EXERCISE TASK:
Could you output each line of the data that follows exactly?

Figure contents as structured data:
— Start —

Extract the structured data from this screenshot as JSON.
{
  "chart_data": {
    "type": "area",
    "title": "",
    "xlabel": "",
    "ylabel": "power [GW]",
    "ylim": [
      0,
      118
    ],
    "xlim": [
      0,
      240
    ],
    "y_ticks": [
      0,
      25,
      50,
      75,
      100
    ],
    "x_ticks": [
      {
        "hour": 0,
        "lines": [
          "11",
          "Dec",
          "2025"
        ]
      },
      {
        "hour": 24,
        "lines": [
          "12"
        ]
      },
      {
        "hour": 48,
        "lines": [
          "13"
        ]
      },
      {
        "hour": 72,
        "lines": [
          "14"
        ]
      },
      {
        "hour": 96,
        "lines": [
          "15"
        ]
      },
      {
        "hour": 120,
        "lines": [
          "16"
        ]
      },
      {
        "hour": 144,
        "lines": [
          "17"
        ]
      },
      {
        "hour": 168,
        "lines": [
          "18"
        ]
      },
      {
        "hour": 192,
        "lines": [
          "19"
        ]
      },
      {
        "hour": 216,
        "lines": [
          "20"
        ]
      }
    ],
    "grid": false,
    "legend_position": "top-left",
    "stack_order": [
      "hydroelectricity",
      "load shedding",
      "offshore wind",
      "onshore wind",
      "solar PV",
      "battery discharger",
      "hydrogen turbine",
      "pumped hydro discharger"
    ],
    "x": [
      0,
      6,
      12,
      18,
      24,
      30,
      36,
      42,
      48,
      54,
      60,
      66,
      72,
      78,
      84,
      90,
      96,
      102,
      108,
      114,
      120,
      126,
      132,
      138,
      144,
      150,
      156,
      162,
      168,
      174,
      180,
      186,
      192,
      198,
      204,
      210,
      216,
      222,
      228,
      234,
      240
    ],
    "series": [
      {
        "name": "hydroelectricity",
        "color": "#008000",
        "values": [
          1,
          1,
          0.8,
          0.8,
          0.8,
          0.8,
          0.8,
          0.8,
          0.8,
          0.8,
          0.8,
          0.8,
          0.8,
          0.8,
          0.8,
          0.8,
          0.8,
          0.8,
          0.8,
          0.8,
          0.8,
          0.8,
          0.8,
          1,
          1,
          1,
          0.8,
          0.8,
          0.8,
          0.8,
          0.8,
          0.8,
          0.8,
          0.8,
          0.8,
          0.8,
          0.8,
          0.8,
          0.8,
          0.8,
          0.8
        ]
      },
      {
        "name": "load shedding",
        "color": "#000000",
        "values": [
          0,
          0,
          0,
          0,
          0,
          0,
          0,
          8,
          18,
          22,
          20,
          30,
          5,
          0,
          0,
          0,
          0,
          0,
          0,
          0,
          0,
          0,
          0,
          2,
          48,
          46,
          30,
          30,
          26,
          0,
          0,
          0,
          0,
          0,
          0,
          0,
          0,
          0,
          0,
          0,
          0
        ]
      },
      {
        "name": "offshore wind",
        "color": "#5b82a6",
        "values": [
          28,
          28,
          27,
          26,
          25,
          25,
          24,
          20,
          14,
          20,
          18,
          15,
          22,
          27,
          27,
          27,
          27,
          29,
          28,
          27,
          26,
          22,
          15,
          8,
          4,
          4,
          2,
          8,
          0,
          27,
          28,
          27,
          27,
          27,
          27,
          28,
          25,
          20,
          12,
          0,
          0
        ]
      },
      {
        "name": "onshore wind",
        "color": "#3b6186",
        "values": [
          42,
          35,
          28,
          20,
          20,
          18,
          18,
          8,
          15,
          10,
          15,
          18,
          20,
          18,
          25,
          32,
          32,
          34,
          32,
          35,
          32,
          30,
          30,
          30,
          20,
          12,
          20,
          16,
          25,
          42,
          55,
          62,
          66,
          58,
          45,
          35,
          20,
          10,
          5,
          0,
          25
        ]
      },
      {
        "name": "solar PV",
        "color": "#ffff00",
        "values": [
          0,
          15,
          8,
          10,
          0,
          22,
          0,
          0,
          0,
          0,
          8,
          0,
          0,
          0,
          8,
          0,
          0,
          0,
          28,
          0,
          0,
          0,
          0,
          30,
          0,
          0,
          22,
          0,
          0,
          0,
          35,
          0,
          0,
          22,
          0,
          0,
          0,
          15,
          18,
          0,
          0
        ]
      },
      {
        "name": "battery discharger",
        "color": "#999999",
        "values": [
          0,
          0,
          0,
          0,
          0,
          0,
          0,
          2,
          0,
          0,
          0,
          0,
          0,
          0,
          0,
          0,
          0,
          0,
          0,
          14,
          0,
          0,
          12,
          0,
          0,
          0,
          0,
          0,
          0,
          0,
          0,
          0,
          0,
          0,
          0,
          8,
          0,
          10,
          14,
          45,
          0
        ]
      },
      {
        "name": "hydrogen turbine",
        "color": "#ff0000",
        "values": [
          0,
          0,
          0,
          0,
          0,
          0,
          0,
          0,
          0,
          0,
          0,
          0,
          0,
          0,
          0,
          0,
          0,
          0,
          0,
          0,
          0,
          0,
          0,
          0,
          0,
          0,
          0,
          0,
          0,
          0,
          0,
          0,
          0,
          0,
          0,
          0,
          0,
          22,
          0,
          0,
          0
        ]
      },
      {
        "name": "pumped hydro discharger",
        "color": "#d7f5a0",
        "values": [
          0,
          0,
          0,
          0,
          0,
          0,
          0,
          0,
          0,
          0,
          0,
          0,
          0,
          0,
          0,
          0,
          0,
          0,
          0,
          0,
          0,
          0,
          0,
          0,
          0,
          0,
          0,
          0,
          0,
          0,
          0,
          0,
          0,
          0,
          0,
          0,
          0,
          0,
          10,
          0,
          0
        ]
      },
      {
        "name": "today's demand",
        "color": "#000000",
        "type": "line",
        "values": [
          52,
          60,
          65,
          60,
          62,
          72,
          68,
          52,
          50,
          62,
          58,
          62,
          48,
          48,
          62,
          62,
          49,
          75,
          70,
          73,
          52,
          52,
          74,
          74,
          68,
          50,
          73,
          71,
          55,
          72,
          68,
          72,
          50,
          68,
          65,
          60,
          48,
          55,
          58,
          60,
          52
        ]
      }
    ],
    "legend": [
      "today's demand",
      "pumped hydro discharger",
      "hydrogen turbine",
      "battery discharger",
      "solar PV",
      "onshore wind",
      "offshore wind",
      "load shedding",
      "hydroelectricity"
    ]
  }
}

— End —

RESPONSE BELOW:
Extract the structured data from this screenshot as JSON.
{
  "chart_data": {
    "type": "area",
    "title": "",
    "xlabel": "",
    "ylabel": "power [GW]",
    "ylim": [
      0,
      118
    ],
    "xlim": [
      0,
      240
    ],
    "y_ticks": [
      0,
      25,
      50,
      75,
      100
    ],
    "x_ticks": [
      {
        "hour": 0,
        "lines": [
          "11",
          "Dec",
          "2025"
        ]
      },
      {
        "hour": 24,
        "lines": [
          "12"
        ]
      },
      {
        "hour": 48,
        "lines": [
          "13"
        ]
      },
      {
        "hour": 72,
        "lines": [
          "14"
        ]
      },
      {
        "hour": 96,
        "lines": [
          "15"
        ]
      },
      {
        "hour": 120,
        "lines": [
          "16"
        ]
      },
      {
        "hour": 144,
        "lines": [
          "17"
        ]
      },
      {
        "hour": 168,
        "lines": [
          "18"
        ]
      },
      {
        "hour": 192,
        "lines": [
          "19"
        ]
      },
      {
        "hour": 216,
        "lines": [
          "20"
        ]
      }
    ],
    "grid": false,
    "legend_position": "top-left",
    "stack_order": [
      "hydroelectricity",
      "load shedding",
      "offshore wind",
      "onshore wind",
      "solar PV",
      "battery discharger",
      "hydrogen turbine",
      "pumped hydro discharger"
    ],
    "x": [
      0,
      6,
      12,
      18,
      24,
      30,
      36,
      42,
      48,
      54,
      60,
      66,
      72,
      78,
      84,
      90,
      96,
      102,
      108,
      114,
      120,
      126,
      132,
      138,
      144,
      150,
      156,
      162,
      168,
      174,
      180,
      186,
      192,
      198,
      204,
      210,
      216,
      222,
      228,
      234,
      240
    ],
    "series": [
      {
        "name": "hydroelectricity",
        "color": "#008000",
        "values": [
          1,
          1,
          0.8,
          0.8,
          0.8,
          0.8,
          0.8,
          0.8,
          0.8,
          0.8,
          0.8,
          0.8,
          0.8,
          0.8,
          0.8,
          0.8,
          0.8,
          0.8,
          0.8,
          0.8,
          0.8,
          0.8,
          0.8,
          1,
          1,
          1,
          0.8,
          0.8,
          0.8,
          0.8,
          0.8,
          0.8,
          0.8,
          0.8,
          0.8,
          0.8,
          0.8,
          0.8,
          0.8,
          0.8,
          0.8
        ]
      },
      {
        "name": "load shedding",
        "color": "#000000",
        "values": [
          0,
          0,
          0,
          0,
          0,
          0,
          0,
          8,
          18,
          22,
          20,
          30,
          5,
          0,
          0,
          0,
          0,
          0,
          0,
          0,
          0,
          0,
          0,
          2,
          48,
          46,
          30,
          30,
          26,
          0,
          0,
          0,
          0,
          0,
          0,
          0,
          0,
          0,
          0,
          0,
          0
        ]
      },
      {
        "name": "offshore wind",
        "color": "#5b82a6",
        "values": [
          28,
          28,
          27,
          26,
          25,
          25,
          24,
          20,
          14,
          20,
          18,
          15,
          22,
          27,
          27,
          27,
          27,
          29,
          28,
          27,
          26,
          22,
          15,
          8,
          4,
          4,
          2,
          8,
          0,
          27,
          28,
          27,
          27,
          27,
          27,
          28,
          25,
          20,
          12,
          0,
          0
        ]
      },
      {
        "name": "onshore wind",
        "color": "#3b6186",
        "values": [
          42,
          35,
          28,
          20,
          20,
          18,
          18,
          8,
          15,
          10,
          15,
          18,
          20,
          18,
          25,
          32,
          32,
          34,
          32,
          35,
          32,
          30,
          30,
          30,
          20,
          12,
          20,
          16,
          25,
          42,
          55,
          62,
          66,
          58,
          45,
          35,
          20,
          10,
          5,
          0,
          25
        ]
      },
      {
        "name": "solar PV",
        "color": "#ffff00",
        "values": [
          0,
          15,
          8,
          10,
          0,
          22,
          0,
          0,
          0,
          0,
          8,
          0,
          0,
          0,
          8,
          0,
          0,
          0,
          28,
          0,
          0,
          0,
          0,
          30,
          0,
          0,
          22,
          0,
          0,
          0,
          35,
          0,
          0,
          22,
          0,
          0,
          0,
          15,
          18,
          0,
          0
        ]
      },
      {
        "name": "battery discharger",
        "color": "#999999",
        "values": [
          0,
          0,
          0,
          0,
          0,
          0,
          0,
          2,
          0,
          0,
          0,
          0,
          0,
          0,
          0,
          0,
          0,
          0,
          0,
          14,
          0,
          0,
          12,
          0,
          0,
          0,
          0,
          0,
          0,
          0,
          0,
          0,
          0,
          0,
          0,
          8,
          0,
          10,
          14,
          45,
          0
        ]
      },
      {
        "name": "hydrogen turbine",
        "color": "#ff0000",
        "values": [
          0,
          0,
          0,
          0,
          0,
          0,
          0,
          0,
          0,
          0,
          0,
          0,
          0,
          0,
          0,
          0,
          0,
          0,
          0,
          0,
          0,
          0,
          0,
          0,
          0,
          0,
          0,
          0,
          0,
          0,
          0,
          0,
          0,
          0,
          0,
          0,
          0,
          22,
          0,
          0,
          0
        ]
      },
      {
        "name": "pumped hydro discharger",
        "color": "#d7f5a0",
        "values": [
          0,
          0,
          0,
          0,
          0,
          0,
          0,
          0,
          0,
          0,
          0,
          0,
          0,
          0,
          0,
          0,
          0,
          0,
          0,
          0,
          0,
          0,
          0,
          0,
          0,
          0,
          0,
          0,
          0,
          0,
          0,
          0,
          0,
          0,
          0,
          0,
          0,
          0,
          10,
          0,
          0
        ]
      },
      {
        "name": "today's demand",
        "color": "#000000",
        "type": "line",
        "values": [
          52,
          60,
          65,
          60,
          62,
          72,
          68,
          52,
          50,
          62,
          58,
          62,
          48,
          48,
          62,
          62,
          49,
          75,
          70,
          73,
          52,
          52,
          74,
          74,
          68,
          50,
          73,
          71,
          55,
          72,
          68,
          72,
          50,
          68,
          65,
          60,
          48,
          55,
          58,
          60,
          52
        ]
      }
    ],
    "legend": [
      "today's demand",
      "pumped hydro discharger",
      "hydrogen turbine",
      "battery discharger",
      "solar PV",
      "onshore wind",
      "offshore wind",
      "load shedding",
      "hydroelectricity"
    ]
  }
}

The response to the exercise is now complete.